PROMPT: Find the word "letter" in the data, then copy each line where it is found.

===== ENTRIES SHOWN =====

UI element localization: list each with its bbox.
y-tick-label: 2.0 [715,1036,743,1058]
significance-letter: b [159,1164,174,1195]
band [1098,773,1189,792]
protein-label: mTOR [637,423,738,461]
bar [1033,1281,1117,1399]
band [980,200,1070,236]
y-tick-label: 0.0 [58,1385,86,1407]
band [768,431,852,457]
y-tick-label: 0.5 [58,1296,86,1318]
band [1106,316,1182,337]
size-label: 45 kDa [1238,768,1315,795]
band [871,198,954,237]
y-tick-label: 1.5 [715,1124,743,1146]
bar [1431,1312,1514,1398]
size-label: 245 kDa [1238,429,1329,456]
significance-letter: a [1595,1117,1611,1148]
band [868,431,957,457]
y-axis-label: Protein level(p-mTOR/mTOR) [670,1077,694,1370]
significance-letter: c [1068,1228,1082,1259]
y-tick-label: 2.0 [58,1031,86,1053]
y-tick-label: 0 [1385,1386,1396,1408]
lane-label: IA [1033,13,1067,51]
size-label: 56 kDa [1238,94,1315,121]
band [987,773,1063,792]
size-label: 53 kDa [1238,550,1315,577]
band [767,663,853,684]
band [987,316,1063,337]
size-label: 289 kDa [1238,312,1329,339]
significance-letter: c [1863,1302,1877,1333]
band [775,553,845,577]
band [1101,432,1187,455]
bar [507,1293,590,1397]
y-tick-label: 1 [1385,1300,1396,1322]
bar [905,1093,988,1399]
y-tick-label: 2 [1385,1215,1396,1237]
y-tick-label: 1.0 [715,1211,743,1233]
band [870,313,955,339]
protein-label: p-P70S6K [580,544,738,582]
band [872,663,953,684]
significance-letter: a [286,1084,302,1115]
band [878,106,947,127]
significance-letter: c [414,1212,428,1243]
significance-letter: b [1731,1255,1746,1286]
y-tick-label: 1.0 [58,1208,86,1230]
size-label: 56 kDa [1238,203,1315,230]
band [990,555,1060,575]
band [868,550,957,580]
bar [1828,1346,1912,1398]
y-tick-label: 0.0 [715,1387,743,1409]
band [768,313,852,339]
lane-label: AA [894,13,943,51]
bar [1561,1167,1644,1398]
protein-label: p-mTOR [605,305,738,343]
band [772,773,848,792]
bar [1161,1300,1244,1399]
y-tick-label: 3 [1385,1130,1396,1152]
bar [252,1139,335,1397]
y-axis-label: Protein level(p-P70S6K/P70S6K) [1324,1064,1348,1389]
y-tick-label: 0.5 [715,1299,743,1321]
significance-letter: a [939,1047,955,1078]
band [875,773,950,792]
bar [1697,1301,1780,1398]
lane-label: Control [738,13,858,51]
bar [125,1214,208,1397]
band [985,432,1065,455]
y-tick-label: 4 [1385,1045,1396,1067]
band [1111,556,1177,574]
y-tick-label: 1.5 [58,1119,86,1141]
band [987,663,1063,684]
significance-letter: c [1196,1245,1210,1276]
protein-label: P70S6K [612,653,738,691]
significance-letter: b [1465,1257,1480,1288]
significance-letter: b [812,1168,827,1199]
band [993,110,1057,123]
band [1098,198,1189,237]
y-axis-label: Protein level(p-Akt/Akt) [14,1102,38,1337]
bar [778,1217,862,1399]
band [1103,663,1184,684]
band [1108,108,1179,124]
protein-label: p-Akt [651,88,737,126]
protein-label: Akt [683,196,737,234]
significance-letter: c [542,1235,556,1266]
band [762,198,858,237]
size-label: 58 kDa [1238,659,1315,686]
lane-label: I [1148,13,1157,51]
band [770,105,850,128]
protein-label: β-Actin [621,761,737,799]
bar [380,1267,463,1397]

=====

TASK SOLUTION:
significance-letter: b [159,1164,174,1195]
significance-letter: a [1595,1117,1611,1148]
significance-letter: c [1068,1228,1082,1259]
significance-letter: c [1863,1302,1877,1333]
significance-letter: a [286,1084,302,1115]
significance-letter: c [414,1212,428,1243]
significance-letter: b [1731,1255,1746,1286]
significance-letter: a [939,1047,955,1078]
significance-letter: c [1196,1245,1210,1276]
significance-letter: b [1465,1257,1480,1288]
significance-letter: b [812,1168,827,1199]
significance-letter: c [542,1235,556,1266]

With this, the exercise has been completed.